WHAT IS NEEDED:
Single out the lines that include the word "Cardio". Copy them.

----------

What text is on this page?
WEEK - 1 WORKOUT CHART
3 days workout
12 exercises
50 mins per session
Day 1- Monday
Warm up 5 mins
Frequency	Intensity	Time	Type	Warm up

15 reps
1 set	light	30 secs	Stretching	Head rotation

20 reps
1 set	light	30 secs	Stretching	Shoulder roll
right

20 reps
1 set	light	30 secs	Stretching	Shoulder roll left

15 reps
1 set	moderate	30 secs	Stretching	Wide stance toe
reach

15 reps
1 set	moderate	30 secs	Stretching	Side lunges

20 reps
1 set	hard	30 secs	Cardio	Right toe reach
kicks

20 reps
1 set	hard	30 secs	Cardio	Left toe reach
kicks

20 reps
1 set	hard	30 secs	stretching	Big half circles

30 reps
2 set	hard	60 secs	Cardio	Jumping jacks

----------

CORRECT OUTPUT:
1 set	hard	30 secs	Cardio	Right toe reach
1 set	hard	30 secs	Cardio	Left toe reach
2 set	hard	60 secs	Cardio	Jumping jacks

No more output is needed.